***** TASK INPUTS *****

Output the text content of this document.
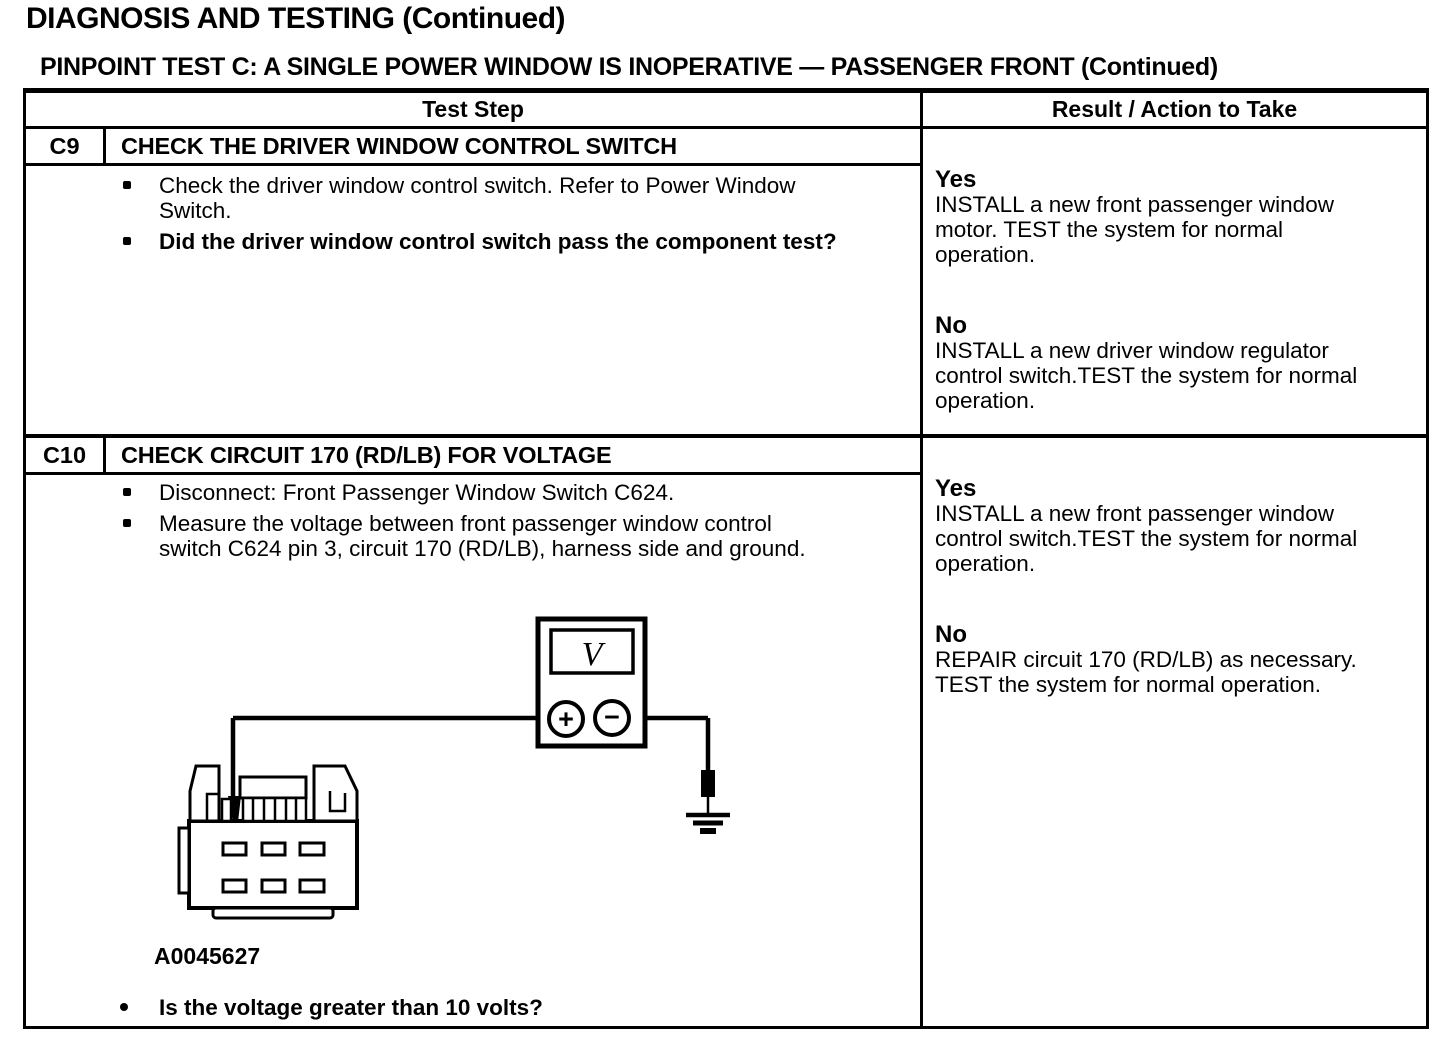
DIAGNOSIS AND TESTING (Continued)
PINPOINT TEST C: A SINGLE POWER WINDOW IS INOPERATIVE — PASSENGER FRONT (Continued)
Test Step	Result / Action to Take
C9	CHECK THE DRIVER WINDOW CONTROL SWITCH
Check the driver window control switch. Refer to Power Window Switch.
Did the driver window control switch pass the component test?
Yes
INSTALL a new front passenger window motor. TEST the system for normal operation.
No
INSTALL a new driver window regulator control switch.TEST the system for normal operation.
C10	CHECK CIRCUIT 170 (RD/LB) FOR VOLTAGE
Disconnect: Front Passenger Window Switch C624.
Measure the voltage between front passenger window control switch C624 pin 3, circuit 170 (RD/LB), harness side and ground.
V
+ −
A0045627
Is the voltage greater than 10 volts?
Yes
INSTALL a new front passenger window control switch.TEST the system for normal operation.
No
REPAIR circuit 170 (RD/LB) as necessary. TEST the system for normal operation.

*****
***** TASK INPUTS *****

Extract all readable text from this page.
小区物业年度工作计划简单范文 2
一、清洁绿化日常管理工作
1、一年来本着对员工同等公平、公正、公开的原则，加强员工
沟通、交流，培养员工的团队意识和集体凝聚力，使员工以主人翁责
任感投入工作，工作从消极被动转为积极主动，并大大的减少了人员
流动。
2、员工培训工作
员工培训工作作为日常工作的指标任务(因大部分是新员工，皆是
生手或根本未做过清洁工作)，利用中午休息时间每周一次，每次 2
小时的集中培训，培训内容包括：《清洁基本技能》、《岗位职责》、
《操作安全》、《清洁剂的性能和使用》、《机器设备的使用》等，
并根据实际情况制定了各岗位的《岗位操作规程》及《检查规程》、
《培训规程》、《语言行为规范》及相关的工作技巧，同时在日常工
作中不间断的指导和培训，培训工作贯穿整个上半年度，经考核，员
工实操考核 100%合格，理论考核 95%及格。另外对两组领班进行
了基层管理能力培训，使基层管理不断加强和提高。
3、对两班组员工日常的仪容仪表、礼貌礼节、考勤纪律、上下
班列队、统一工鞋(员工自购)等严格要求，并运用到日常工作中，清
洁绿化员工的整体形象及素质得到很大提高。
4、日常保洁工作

*****

> EXERCISE DESCRIPTION
From the data, pick out every line that includes "this".

> OUTPUT OF THE EXERCISE
Output the text content of this document.
Extract all readable text from this page.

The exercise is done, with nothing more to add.